Dataset items:
━━━━━━━━━━

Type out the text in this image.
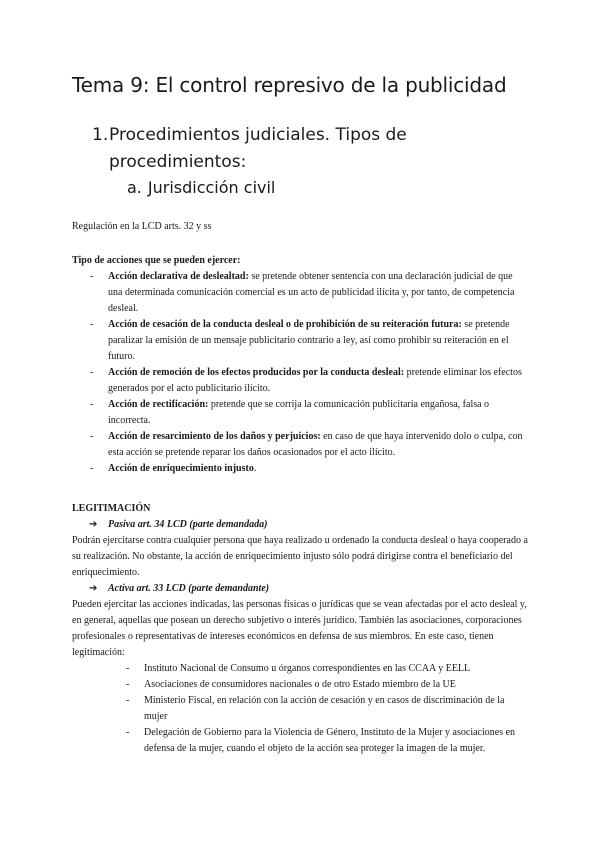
Tema 9: El control represivo de la publicidad
1. Procedimientos judiciales. Tipos de procedimientos:
a. Jurisdicción civil
Regulación en la LCD arts. 32 y ss
Tipo de acciones que se pueden ejercer:
- Acción declarativa de deslealtad: se pretende obtener sentencia con una declaración judicial de que una determinada comunicación comercial es un acto de publicidad ilícita y, por tanto, de competencia desleal.
- Acción de cesación de la conducta desleal o de prohibición de su reiteración futura: se pretende paralizar la emisión de un mensaje publicitario contrario a ley, así como prohibir su reiteración en el futuro.
- Acción de remoción de los efectos producidos por la conducta desleal: pretende eliminar los efectos generados por el acto publicitario ilícito.
- Acción de rectificación: pretende que se corrija la comunicación publicitaria engañosa, falsa o incorrecta.
- Acción de resarcimiento de los daños y perjuicios: en caso de que haya intervenido dolo o culpa, con esta acción se pretende reparar los daños ocasionados por el acto ilícito.
- Acción de enriquecimiento injusto.
LEGITIMACIÓN
➔ Pasiva art. 34 LCD (parte demandada)
Podrán ejercitarse contra cualquier persona que haya realizado u ordenado la conducta desleal o haya cooperado a su realización. No obstante, la acción de enriquecimiento injusto sólo podrá dirigirse contra el beneficiario del enriquecimiento.
➔ Activa art. 33 LCD (parte demandante)
Pueden ejercitar las acciones indicadas, las personas físicas o jurídicas que se vean afectadas por el acto desleal y, en general, aquellas que posean un derecho subjetivo o interés jurídico. También las asociaciones, corporaciones profesionales o representativas de intereses económicos en defensa de sus miembros. En este caso, tienen legitimación:
- Instituto Nacional de Consumo u órganos correspondientes en las CCAA y EELL
- Asociaciones de consumidores nacionales o de otro Estado miembro de la UE
- Ministerio Fiscal, en relación con la acción de cesación y en casos de discriminación de la mujer
- Delegación de Gobierno para la Violencia de Género, Instituto de la Mujer y asociaciones en defensa de la mujer, cuando el objeto de la acción sea proteger la imagen de la mujer.
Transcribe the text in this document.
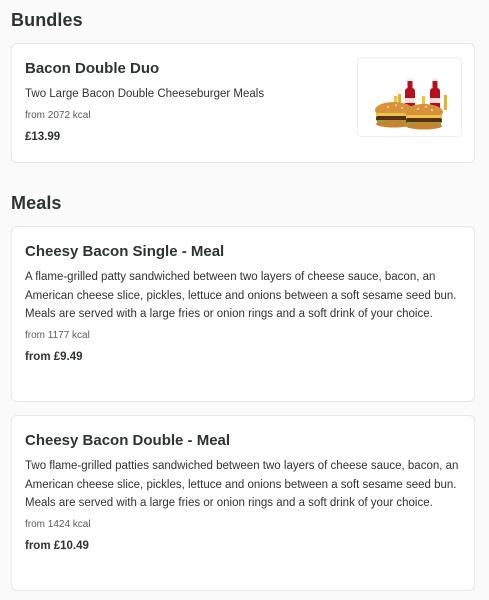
Bundles

Bacon Double Duo

Two Large Bacon Double Cheeseburger Meals

from 2072 kcal

£13.99

Meals

Cheesy Bacon Single - Meal

A flame-grilled patty sandwiched between two layers of cheese sauce, bacon, an American cheese slice, pickles, lettuce and onions between a soft sesame seed bun. Meals are served with a large fries or onion rings and a soft drink of your choice.

from 1177 kcal

from £9.49

Cheesy Bacon Double - Meal

Two flame-grilled patties sandwiched between two layers of cheese sauce, bacon, an American cheese slice, pickles, lettuce and onions between a soft sesame seed bun. Meals are served with a large fries or onion rings and a soft drink of your choice.

from 1424 kcal

from £10.49
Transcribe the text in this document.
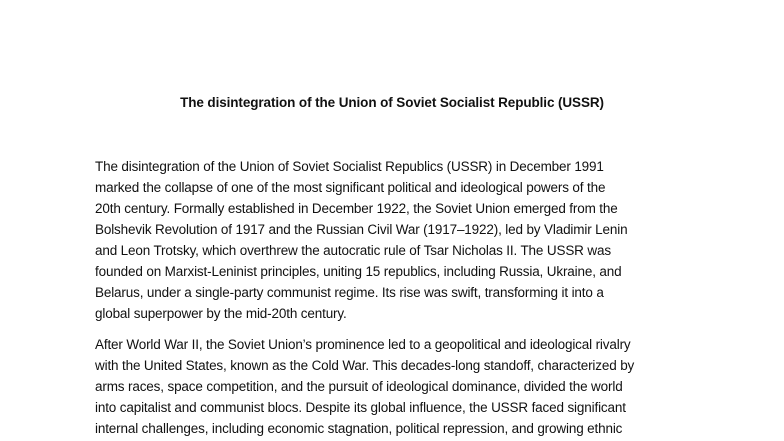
The disintegration of the Union of Soviet Socialist Republic (USSR)

The disintegration of the Union of Soviet Socialist Republics (USSR) in December 1991
marked the collapse of one of the most significant political and ideological powers of the
20th century. Formally established in December 1922, the Soviet Union emerged from the
Bolshevik Revolution of 1917 and the Russian Civil War (1917–1922), led by Vladimir Lenin
and Leon Trotsky, which overthrew the autocratic rule of Tsar Nicholas II. The USSR was
founded on Marxist-Leninist principles, uniting 15 republics, including Russia, Ukraine, and
Belarus, under a single-party communist regime. Its rise was swift, transforming it into a
global superpower by the mid-20th century.

After World War II, the Soviet Union’s prominence led to a geopolitical and ideological rivalry
with the United States, known as the Cold War. This decades-long standoff, characterized by
arms races, space competition, and the pursuit of ideological dominance, divided the world
into capitalist and communist blocs. Despite its global influence, the USSR faced significant
internal challenges, including economic stagnation, political repression, and growing ethnic
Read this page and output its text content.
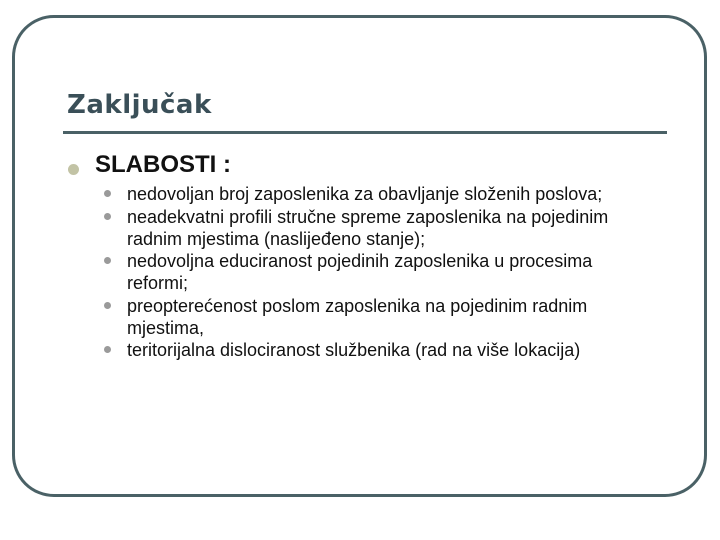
Zaključak
SLABOSTI :
nedovoljan broj zaposlenika za obavljanje složenih poslova;
neadekvatni profili stručne spreme zaposlenika na pojedinim radnim mjestima (naslijeđeno stanje);
nedovoljna educiranost pojedinih zaposlenika u procesima reformi;
preopterećenost poslom zaposlenika na pojedinim radnim mjestima,
teritorijalna dislociranost službenika (rad na više lokacija)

━━━━━━━━━━

Scan the lines for the string "USSR". Copy out each line that matches.

The disintegration of the Union of Soviet Socialist Republic (USSR)
The disintegration of the Union of Soviet Socialist Republics (USSR) in December 1991
and Leon Trotsky, which overthrew the autocratic rule of Tsar Nicholas II. The USSR was
into capitalist and communist blocs. Despite its global influence, the USSR faced significant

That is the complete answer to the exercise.